* Dataset rows *

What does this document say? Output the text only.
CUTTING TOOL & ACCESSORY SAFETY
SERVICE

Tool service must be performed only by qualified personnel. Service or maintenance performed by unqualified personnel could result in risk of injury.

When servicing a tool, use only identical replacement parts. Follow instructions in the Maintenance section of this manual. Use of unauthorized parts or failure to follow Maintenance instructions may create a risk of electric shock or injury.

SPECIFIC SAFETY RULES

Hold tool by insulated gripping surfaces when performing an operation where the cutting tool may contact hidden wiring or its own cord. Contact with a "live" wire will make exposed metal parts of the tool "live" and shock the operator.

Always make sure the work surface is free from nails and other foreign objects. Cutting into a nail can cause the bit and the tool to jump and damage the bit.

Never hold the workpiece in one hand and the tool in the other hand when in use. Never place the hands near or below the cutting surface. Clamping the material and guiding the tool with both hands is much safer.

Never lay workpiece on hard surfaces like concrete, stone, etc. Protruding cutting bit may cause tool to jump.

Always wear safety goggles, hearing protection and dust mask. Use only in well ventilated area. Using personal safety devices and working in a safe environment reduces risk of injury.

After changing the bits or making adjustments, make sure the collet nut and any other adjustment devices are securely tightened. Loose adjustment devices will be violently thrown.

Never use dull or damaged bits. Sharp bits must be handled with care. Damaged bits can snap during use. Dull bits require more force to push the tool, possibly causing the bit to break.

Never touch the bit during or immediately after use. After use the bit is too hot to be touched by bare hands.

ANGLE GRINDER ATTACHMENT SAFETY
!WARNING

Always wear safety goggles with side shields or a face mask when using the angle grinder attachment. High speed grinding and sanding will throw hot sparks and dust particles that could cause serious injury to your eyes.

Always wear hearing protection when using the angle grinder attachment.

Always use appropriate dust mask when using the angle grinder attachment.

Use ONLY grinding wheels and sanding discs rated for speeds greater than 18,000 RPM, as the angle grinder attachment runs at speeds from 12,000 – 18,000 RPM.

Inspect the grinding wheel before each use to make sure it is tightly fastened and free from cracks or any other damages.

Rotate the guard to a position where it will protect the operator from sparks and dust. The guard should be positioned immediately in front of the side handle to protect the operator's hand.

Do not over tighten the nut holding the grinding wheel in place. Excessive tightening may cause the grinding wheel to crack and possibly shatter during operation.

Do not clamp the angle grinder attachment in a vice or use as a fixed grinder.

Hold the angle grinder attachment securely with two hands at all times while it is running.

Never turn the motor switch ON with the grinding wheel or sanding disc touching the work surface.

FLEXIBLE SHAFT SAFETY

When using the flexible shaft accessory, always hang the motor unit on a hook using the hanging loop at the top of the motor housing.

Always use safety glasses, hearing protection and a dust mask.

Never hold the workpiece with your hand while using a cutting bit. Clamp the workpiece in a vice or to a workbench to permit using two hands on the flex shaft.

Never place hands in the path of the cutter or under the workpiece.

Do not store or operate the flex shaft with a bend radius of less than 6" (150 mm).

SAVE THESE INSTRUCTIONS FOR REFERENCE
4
---
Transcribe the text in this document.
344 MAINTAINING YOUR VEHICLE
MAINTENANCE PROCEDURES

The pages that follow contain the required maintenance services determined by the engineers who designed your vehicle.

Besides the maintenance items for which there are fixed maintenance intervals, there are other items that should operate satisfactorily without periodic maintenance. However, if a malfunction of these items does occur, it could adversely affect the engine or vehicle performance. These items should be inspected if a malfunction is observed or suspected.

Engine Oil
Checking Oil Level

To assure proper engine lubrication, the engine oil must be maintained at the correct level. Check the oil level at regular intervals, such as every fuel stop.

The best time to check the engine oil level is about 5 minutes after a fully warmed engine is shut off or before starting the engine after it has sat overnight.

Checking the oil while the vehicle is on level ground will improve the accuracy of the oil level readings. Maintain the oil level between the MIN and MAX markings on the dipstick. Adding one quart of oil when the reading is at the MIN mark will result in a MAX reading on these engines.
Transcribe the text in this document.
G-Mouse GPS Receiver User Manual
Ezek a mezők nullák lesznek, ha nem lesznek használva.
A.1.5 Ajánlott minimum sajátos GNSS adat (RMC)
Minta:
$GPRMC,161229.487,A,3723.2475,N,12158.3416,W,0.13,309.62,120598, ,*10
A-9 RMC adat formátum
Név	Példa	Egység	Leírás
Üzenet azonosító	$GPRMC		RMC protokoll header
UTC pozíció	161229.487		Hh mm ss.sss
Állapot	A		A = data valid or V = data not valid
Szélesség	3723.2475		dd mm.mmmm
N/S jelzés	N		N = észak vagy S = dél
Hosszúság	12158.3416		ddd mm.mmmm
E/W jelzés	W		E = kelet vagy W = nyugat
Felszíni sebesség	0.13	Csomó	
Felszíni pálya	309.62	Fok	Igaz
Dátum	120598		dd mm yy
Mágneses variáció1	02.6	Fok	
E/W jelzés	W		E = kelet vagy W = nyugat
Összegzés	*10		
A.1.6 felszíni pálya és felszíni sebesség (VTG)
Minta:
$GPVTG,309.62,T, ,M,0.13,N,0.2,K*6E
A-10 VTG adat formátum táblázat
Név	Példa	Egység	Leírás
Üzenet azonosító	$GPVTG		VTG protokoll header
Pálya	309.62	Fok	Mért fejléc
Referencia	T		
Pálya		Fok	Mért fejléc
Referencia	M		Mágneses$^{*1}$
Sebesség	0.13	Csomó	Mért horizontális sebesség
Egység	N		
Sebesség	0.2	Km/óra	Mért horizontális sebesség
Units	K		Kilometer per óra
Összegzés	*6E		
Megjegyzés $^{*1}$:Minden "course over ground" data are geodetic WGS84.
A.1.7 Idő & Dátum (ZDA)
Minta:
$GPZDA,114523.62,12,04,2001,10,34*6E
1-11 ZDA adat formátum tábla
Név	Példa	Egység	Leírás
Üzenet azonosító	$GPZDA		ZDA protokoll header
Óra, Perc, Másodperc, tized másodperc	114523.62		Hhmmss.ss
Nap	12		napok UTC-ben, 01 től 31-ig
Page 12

* Given instruction *
Search the data for "horizontális" and list every line in which it occurs.

* Written answer *
Sebesség	0.13	Csomó	Mért horizontális sebesség
Sebesség	0.2	Km/óra	Mért horizontális sebesség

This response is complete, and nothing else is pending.